WHAT TO PRODUCE: Report how many lines contain the word "that", with no other text.

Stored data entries
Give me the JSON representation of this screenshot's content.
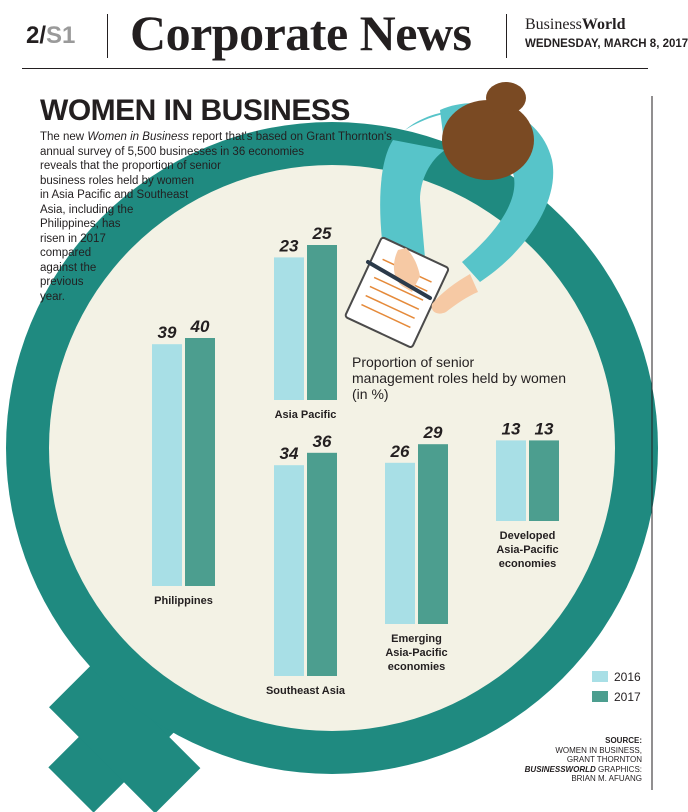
{
  "header": {
    "page_number": "2/",
    "section": "S1",
    "masthead": "Corporate News",
    "brand_a": "Business",
    "brand_b": "World",
    "date": "WEDNESDAY, MARCH 8, 2017"
  },
  "story": {
    "title": "WOMEN IN BUSINESS",
    "intro_lines": [
      [
        "The new ",
        "Women in Business",
        " report that's based on Grant Thornton's"
      ],
      [
        "annual survey of 5,500 businesses in 36 economies",
        "",
        ""
      ],
      [
        "reveals that the proportion of senior",
        "",
        ""
      ],
      [
        "business roles held by women",
        "",
        ""
      ],
      [
        "in Asia Pacific and Southeast",
        "",
        ""
      ],
      [
        "Asia, including the",
        "",
        ""
      ],
      [
        "Philippines, has",
        "",
        ""
      ],
      [
        "risen in 2017",
        "",
        ""
      ],
      [
        "compared",
        "",
        ""
      ],
      [
        "against the",
        "",
        ""
      ],
      [
        "previous",
        "",
        ""
      ],
      [
        "year.",
        "",
        ""
      ]
    ]
  },
  "source": {
    "lines": [
      "SOURCE:",
      "WOMEN IN BUSINESS,",
      "GRANT THORNTON",
      "GRAPHICS:",
      "BRIAN M. AFUANG"
    ],
    "graphics_brand": "BUSINESSWORLD"
  },
  "colors": {
    "ring": "#1f8a80",
    "ring_inner": "#f3f2e5",
    "bar_2016": "#a8dfe6",
    "bar_2017": "#4c9e8f",
    "sleeve": "#57c4c9",
    "hair": "#7a4a23",
    "skin": "#f6c9a4"
  },
  "chart_data": {
    "type": "bar",
    "title": "Proportion of senior management roles held by women (in %)",
    "title_lines": [
      "Proportion of senior",
      "management roles held by women",
      "(in %)"
    ],
    "unit": "%",
    "categories": [
      "Philippines",
      "Asia Pacific",
      "Southeast Asia",
      "Emerging Asia-Pacific economies",
      "Developed Asia-Pacific economies"
    ],
    "category_label_lines": [
      [
        "Philippines"
      ],
      [
        "Asia Pacific"
      ],
      [
        "Southeast Asia"
      ],
      [
        "Emerging",
        "Asia-Pacific",
        "economies"
      ],
      [
        "Developed",
        "Asia-Pacific",
        "economies"
      ]
    ],
    "series": [
      {
        "name": "2016",
        "values": [
          39,
          23,
          34,
          26,
          13
        ]
      },
      {
        "name": "2017",
        "values": [
          40,
          25,
          36,
          29,
          13
        ]
      }
    ],
    "legend": [
      "2016",
      "2017"
    ],
    "legend_position": "bottom-right"
  }
}
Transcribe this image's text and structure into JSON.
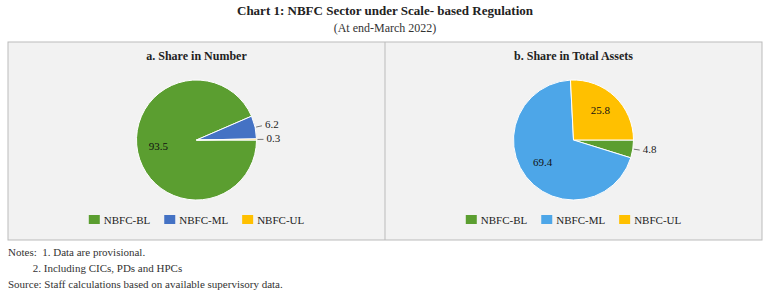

COMPLETE OUTPUT: 2